Given instruction: Copy all entries without alteration and skip the pictures they hold.

┄┄┄┄┄┄┄┄┄┄┄┄┄┄┄┄┄┄┄┄

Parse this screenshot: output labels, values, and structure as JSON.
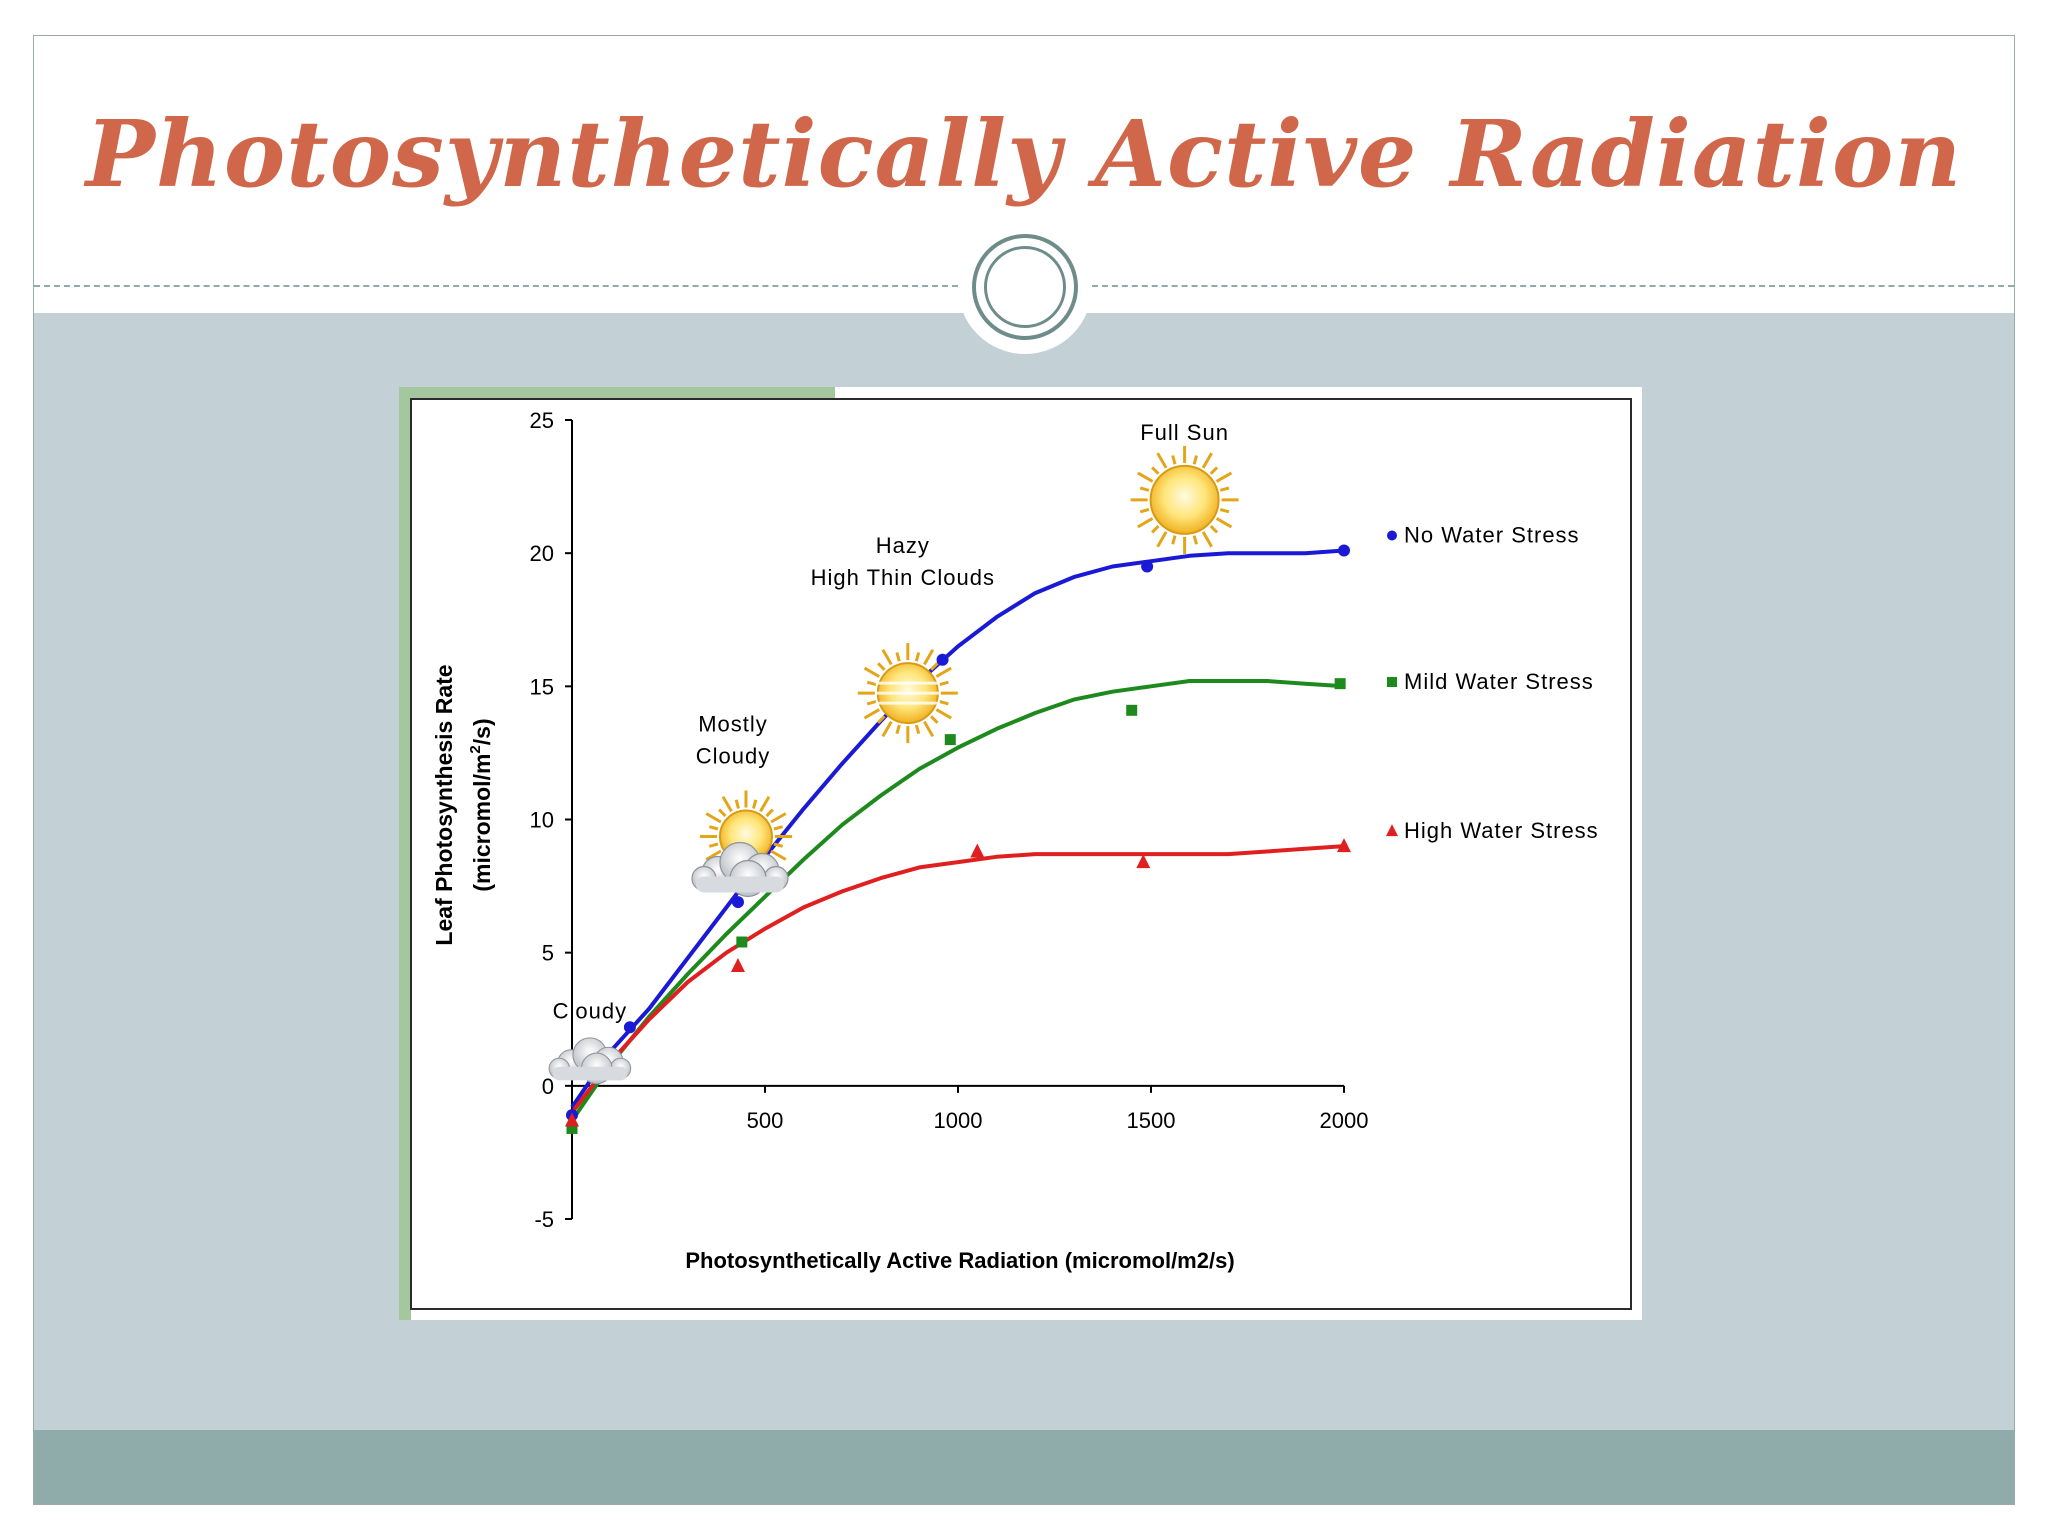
{
  "slide": {
    "title": "Photosynthetically Active Radiation"
  },
  "chart_data": {
    "type": "scatter",
    "title": "",
    "xlabel": "Photosynthetically Active Radiation (micromol/m2/s)",
    "ylabel_line1": "Leaf Photosynthesis Rate",
    "ylabel_line2": "(micromol/m",
    "ylabel_sup": "2",
    "ylabel_line2_end": "/s)",
    "xlim": [
      0,
      2000
    ],
    "ylim": [
      -5,
      25
    ],
    "xticks": [
      "500",
      "1000",
      "1500",
      "2000"
    ],
    "xtick_values": [
      500,
      1000,
      1500,
      2000
    ],
    "yticks": [
      "25",
      "20",
      "15",
      "10",
      "5",
      "0",
      "-5"
    ],
    "ytick_values": [
      25,
      20,
      15,
      10,
      5,
      0,
      -5
    ],
    "grid": false,
    "legend_position": "right",
    "series": [
      {
        "name": "No Water Stress",
        "marker": "circle",
        "color": "#1a1ad6",
        "points": [
          [
            0,
            -1.1
          ],
          [
            150,
            2.2
          ],
          [
            430,
            6.9
          ],
          [
            960,
            16.0
          ],
          [
            1490,
            19.5
          ],
          [
            2000,
            20.1
          ]
        ],
        "curve": [
          [
            0,
            -0.8
          ],
          [
            100,
            1.3
          ],
          [
            200,
            2.9
          ],
          [
            300,
            4.8
          ],
          [
            400,
            6.7
          ],
          [
            500,
            8.6
          ],
          [
            600,
            10.4
          ],
          [
            700,
            12.1
          ],
          [
            800,
            13.7
          ],
          [
            900,
            15.2
          ],
          [
            1000,
            16.5
          ],
          [
            1100,
            17.6
          ],
          [
            1200,
            18.5
          ],
          [
            1300,
            19.1
          ],
          [
            1400,
            19.5
          ],
          [
            1500,
            19.7
          ],
          [
            1600,
            19.9
          ],
          [
            1700,
            20.0
          ],
          [
            1800,
            20.0
          ],
          [
            1900,
            20.0
          ],
          [
            2000,
            20.1
          ]
        ]
      },
      {
        "name": "Mild Water Stress",
        "marker": "square",
        "color": "#1e8a1e",
        "points": [
          [
            0,
            -1.6
          ],
          [
            440,
            5.4
          ],
          [
            980,
            13.0
          ],
          [
            1450,
            14.1
          ],
          [
            1990,
            15.1
          ]
        ],
        "curve": [
          [
            0,
            -1.3
          ],
          [
            100,
            0.8
          ],
          [
            200,
            2.6
          ],
          [
            300,
            4.2
          ],
          [
            400,
            5.7
          ],
          [
            500,
            7.1
          ],
          [
            600,
            8.5
          ],
          [
            700,
            9.8
          ],
          [
            800,
            10.9
          ],
          [
            900,
            11.9
          ],
          [
            1000,
            12.7
          ],
          [
            1100,
            13.4
          ],
          [
            1200,
            14.0
          ],
          [
            1300,
            14.5
          ],
          [
            1400,
            14.8
          ],
          [
            1500,
            15.0
          ],
          [
            1600,
            15.2
          ],
          [
            1700,
            15.2
          ],
          [
            1800,
            15.2
          ],
          [
            1900,
            15.1
          ],
          [
            2000,
            15.0
          ]
        ]
      },
      {
        "name": "High Water Stress",
        "marker": "triangle",
        "color": "#e02020",
        "points": [
          [
            0,
            -1.3
          ],
          [
            430,
            4.5
          ],
          [
            1050,
            8.8
          ],
          [
            1480,
            8.4
          ],
          [
            2000,
            9.0
          ]
        ],
        "curve": [
          [
            0,
            -1.0
          ],
          [
            100,
            0.9
          ],
          [
            200,
            2.5
          ],
          [
            300,
            3.9
          ],
          [
            400,
            5.0
          ],
          [
            500,
            5.9
          ],
          [
            600,
            6.7
          ],
          [
            700,
            7.3
          ],
          [
            800,
            7.8
          ],
          [
            900,
            8.2
          ],
          [
            1000,
            8.4
          ],
          [
            1100,
            8.6
          ],
          [
            1200,
            8.7
          ],
          [
            1300,
            8.7
          ],
          [
            1400,
            8.7
          ],
          [
            1500,
            8.7
          ],
          [
            1600,
            8.7
          ],
          [
            1700,
            8.7
          ],
          [
            1800,
            8.8
          ],
          [
            1900,
            8.9
          ],
          [
            2000,
            9.0
          ]
        ]
      }
    ],
    "annotations": [
      {
        "lines": [
          "Cloudy"
        ],
        "icon": "cloud-icon",
        "x": 150,
        "y": 3.1
      },
      {
        "lines": [
          "Mostly",
          "Cloudy"
        ],
        "icon": "sun-behind-cloud-icon",
        "x": 430,
        "y": 10.3
      },
      {
        "lines": [
          "Hazy",
          "High Thin Clouds"
        ],
        "icon": "hazy-sun-icon",
        "x": 870,
        "y": 17.0
      },
      {
        "lines": [
          "Full Sun"
        ],
        "icon": "sun-icon",
        "x": 1600,
        "y": 22.0
      }
    ]
  }
}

┄┄┄┄┄┄┄┄┄┄┄┄┄┄┄┄┄┄┄┄

Problem solution:
Parse this screenshot: output labels, values, and structure as JSON.
{
  "slide": {
    "title": "Photosynthetically Active Radiation"
  },
  "chart_data": {
    "type": "scatter",
    "title": "",
    "xlabel": "Photosynthetically Active Radiation (micromol/m2/s)",
    "ylabel_line1": "Leaf Photosynthesis Rate",
    "ylabel_line2": "(micromol/m",
    "ylabel_sup": "2",
    "ylabel_line2_end": "/s)",
    "xlim": [
      0,
      2000
    ],
    "ylim": [
      -5,
      25
    ],
    "xticks": [
      "500",
      "1000",
      "1500",
      "2000"
    ],
    "xtick_values": [
      500,
      1000,
      1500,
      2000
    ],
    "yticks": [
      "25",
      "20",
      "15",
      "10",
      "5",
      "0",
      "-5"
    ],
    "ytick_values": [
      25,
      20,
      15,
      10,
      5,
      0,
      -5
    ],
    "grid": false,
    "legend_position": "right",
    "series": [
      {
        "name": "No Water Stress",
        "marker": "circle",
        "color": "#1a1ad6",
        "points": [
          [
            0,
            -1.1
          ],
          [
            150,
            2.2
          ],
          [
            430,
            6.9
          ],
          [
            960,
            16.0
          ],
          [
            1490,
            19.5
          ],
          [
            2000,
            20.1
          ]
        ],
        "curve": [
          [
            0,
            -0.8
          ],
          [
            100,
            1.3
          ],
          [
            200,
            2.9
          ],
          [
            300,
            4.8
          ],
          [
            400,
            6.7
          ],
          [
            500,
            8.6
          ],
          [
            600,
            10.4
          ],
          [
            700,
            12.1
          ],
          [
            800,
            13.7
          ],
          [
            900,
            15.2
          ],
          [
            1000,
            16.5
          ],
          [
            1100,
            17.6
          ],
          [
            1200,
            18.5
          ],
          [
            1300,
            19.1
          ],
          [
            1400,
            19.5
          ],
          [
            1500,
            19.7
          ],
          [
            1600,
            19.9
          ],
          [
            1700,
            20.0
          ],
          [
            1800,
            20.0
          ],
          [
            1900,
            20.0
          ],
          [
            2000,
            20.1
          ]
        ]
      },
      {
        "name": "Mild Water Stress",
        "marker": "square",
        "color": "#1e8a1e",
        "points": [
          [
            0,
            -1.6
          ],
          [
            440,
            5.4
          ],
          [
            980,
            13.0
          ],
          [
            1450,
            14.1
          ],
          [
            1990,
            15.1
          ]
        ],
        "curve": [
          [
            0,
            -1.3
          ],
          [
            100,
            0.8
          ],
          [
            200,
            2.6
          ],
          [
            300,
            4.2
          ],
          [
            400,
            5.7
          ],
          [
            500,
            7.1
          ],
          [
            600,
            8.5
          ],
          [
            700,
            9.8
          ],
          [
            800,
            10.9
          ],
          [
            900,
            11.9
          ],
          [
            1000,
            12.7
          ],
          [
            1100,
            13.4
          ],
          [
            1200,
            14.0
          ],
          [
            1300,
            14.5
          ],
          [
            1400,
            14.8
          ],
          [
            1500,
            15.0
          ],
          [
            1600,
            15.2
          ],
          [
            1700,
            15.2
          ],
          [
            1800,
            15.2
          ],
          [
            1900,
            15.1
          ],
          [
            2000,
            15.0
          ]
        ]
      },
      {
        "name": "High Water Stress",
        "marker": "triangle",
        "color": "#e02020",
        "points": [
          [
            0,
            -1.3
          ],
          [
            430,
            4.5
          ],
          [
            1050,
            8.8
          ],
          [
            1480,
            8.4
          ],
          [
            2000,
            9.0
          ]
        ],
        "curve": [
          [
            0,
            -1.0
          ],
          [
            100,
            0.9
          ],
          [
            200,
            2.5
          ],
          [
            300,
            3.9
          ],
          [
            400,
            5.0
          ],
          [
            500,
            5.9
          ],
          [
            600,
            6.7
          ],
          [
            700,
            7.3
          ],
          [
            800,
            7.8
          ],
          [
            900,
            8.2
          ],
          [
            1000,
            8.4
          ],
          [
            1100,
            8.6
          ],
          [
            1200,
            8.7
          ],
          [
            1300,
            8.7
          ],
          [
            1400,
            8.7
          ],
          [
            1500,
            8.7
          ],
          [
            1600,
            8.7
          ],
          [
            1700,
            8.7
          ],
          [
            1800,
            8.8
          ],
          [
            1900,
            8.9
          ],
          [
            2000,
            9.0
          ]
        ]
      }
    ],
    "annotations": [
      {
        "lines": [
          "Cloudy"
        ],
        "icon": "cloud-icon",
        "x": 150,
        "y": 3.1
      },
      {
        "lines": [
          "Mostly",
          "Cloudy"
        ],
        "icon": "sun-behind-cloud-icon",
        "x": 430,
        "y": 10.3
      },
      {
        "lines": [
          "Hazy",
          "High Thin Clouds"
        ],
        "icon": "hazy-sun-icon",
        "x": 870,
        "y": 17.0
      },
      {
        "lines": [
          "Full Sun"
        ],
        "icon": "sun-icon",
        "x": 1600,
        "y": 22.0
      }
    ]
  }
}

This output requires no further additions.